> _Do this_
Repeat word for word everything from the first of the rows below down to the line containing "The inlet nozzle 81 is at (317, 38).", including both ends.

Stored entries
________________

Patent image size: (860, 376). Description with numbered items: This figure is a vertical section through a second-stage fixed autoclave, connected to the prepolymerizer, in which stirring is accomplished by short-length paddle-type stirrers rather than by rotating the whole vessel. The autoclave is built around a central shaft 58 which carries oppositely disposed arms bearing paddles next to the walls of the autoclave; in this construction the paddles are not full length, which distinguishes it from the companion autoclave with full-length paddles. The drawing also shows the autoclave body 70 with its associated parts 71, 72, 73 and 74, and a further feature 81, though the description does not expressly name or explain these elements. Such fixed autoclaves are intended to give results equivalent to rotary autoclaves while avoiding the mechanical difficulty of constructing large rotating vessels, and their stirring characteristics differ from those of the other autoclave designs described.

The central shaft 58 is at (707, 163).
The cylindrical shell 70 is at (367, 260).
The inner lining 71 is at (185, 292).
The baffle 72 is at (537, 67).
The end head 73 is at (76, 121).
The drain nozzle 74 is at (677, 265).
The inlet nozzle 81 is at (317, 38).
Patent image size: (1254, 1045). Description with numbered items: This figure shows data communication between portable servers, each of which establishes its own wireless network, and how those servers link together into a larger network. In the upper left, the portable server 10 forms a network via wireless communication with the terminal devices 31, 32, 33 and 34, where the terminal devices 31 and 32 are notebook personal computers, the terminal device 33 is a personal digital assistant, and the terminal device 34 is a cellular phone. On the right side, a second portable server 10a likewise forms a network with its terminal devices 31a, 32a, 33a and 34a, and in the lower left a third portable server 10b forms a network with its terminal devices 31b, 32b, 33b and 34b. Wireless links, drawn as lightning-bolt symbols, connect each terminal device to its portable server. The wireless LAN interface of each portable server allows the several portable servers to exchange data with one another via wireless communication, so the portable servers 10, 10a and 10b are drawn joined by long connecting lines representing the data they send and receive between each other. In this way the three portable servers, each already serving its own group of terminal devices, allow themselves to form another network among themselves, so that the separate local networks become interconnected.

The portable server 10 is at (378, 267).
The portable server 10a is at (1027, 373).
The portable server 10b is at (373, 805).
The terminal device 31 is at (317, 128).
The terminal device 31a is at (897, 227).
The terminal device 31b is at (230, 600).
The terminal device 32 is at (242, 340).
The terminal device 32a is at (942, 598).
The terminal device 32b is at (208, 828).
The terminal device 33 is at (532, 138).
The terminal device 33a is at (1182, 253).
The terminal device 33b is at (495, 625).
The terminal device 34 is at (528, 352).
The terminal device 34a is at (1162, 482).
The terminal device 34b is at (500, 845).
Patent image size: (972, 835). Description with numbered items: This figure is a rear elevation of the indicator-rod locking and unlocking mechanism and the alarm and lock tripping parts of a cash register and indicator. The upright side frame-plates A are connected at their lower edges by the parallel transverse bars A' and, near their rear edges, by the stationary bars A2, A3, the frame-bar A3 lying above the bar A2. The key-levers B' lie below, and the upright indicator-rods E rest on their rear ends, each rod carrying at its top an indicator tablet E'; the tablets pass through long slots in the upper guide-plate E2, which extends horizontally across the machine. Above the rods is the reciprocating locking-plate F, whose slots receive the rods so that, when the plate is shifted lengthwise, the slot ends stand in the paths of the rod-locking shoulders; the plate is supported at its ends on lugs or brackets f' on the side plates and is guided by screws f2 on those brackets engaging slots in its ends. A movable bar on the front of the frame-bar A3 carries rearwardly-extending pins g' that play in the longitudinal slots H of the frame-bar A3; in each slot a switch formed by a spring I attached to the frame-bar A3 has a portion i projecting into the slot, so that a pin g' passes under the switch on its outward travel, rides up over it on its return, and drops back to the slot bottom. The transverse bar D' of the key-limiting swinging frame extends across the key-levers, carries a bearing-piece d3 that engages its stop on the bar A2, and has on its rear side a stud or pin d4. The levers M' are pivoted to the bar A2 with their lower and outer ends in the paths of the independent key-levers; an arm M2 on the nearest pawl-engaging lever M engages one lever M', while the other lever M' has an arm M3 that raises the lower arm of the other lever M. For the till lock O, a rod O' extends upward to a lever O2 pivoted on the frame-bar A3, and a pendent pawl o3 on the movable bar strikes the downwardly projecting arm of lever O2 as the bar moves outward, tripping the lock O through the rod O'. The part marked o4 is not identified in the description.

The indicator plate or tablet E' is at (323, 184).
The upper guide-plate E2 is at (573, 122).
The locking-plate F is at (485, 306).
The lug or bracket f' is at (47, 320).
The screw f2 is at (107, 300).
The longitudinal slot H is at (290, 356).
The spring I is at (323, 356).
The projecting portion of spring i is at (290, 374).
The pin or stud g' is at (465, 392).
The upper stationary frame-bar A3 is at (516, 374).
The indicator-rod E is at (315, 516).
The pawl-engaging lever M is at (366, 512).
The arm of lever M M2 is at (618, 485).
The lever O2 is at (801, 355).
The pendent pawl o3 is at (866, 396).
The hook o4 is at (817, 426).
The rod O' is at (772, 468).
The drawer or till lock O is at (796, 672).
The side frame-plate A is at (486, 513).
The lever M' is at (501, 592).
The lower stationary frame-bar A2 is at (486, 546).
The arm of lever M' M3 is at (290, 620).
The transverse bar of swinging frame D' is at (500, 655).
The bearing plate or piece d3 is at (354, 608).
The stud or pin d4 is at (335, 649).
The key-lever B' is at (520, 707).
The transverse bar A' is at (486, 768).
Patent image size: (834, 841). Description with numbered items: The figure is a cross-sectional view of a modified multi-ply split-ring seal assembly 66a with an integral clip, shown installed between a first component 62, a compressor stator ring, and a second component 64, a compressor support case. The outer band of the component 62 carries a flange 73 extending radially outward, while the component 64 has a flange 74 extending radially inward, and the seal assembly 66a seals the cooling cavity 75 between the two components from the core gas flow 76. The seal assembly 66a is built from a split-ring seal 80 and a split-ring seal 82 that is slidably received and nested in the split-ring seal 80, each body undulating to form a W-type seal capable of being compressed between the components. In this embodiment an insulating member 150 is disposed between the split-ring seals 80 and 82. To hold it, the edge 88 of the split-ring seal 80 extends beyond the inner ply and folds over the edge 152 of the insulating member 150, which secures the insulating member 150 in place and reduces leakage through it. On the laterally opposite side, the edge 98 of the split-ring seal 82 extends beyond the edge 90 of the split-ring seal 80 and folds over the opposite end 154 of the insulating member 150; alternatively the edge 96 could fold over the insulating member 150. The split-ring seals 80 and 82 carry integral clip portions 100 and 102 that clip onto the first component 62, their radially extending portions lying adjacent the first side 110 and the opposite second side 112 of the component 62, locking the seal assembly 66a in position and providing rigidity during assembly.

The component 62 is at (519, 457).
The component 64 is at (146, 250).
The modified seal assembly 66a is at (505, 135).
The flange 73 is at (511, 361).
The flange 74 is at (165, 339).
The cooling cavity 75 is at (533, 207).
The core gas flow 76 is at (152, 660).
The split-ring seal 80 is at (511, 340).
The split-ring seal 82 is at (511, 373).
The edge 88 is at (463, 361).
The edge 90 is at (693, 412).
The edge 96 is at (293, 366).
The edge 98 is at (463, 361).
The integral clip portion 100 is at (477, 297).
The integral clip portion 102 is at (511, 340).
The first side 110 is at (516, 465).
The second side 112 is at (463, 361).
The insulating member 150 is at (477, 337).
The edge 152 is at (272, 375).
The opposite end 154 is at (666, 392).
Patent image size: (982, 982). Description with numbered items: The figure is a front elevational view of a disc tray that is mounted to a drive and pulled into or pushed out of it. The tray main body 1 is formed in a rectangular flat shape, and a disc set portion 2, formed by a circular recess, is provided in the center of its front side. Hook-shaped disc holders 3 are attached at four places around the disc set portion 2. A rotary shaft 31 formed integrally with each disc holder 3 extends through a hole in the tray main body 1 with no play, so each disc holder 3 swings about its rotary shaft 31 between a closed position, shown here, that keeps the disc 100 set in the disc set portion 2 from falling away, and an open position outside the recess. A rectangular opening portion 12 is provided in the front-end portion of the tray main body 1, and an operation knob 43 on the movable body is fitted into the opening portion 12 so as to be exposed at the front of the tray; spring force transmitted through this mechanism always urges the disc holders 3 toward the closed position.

________________

> _The reply_
Patent image size: (860, 376). Description with numbered items: This figure is a vertical section through a second-stage fixed autoclave, connected to the prepolymerizer, in which stirring is accomplished by short-length paddle-type stirrers rather than by rotating the whole vessel. The autoclave is built around a central shaft 58 which carries oppositely disposed arms bearing paddles next to the walls of the autoclave; in this construction the paddles are not full length, which distinguishes it from the companion autoclave with full-length paddles. The drawing also shows the autoclave body 70 with its associated parts 71, 72, 73 and 74, and a further feature 81, though the description does not expressly name or explain these elements. Such fixed autoclaves are intended to give results equivalent to rotary autoclaves while avoiding the mechanical difficulty of constructing large rotating vessels, and their stirring characteristics differ from those of the other autoclave designs described.

The central shaft 58 is at (707, 163).
The cylindrical shell 70 is at (367, 260).
The inner lining 71 is at (185, 292).
The baffle 72 is at (537, 67).
The end head 73 is at (76, 121).
The drain nozzle 74 is at (677, 265).
The inlet nozzle 81 is at (317, 38).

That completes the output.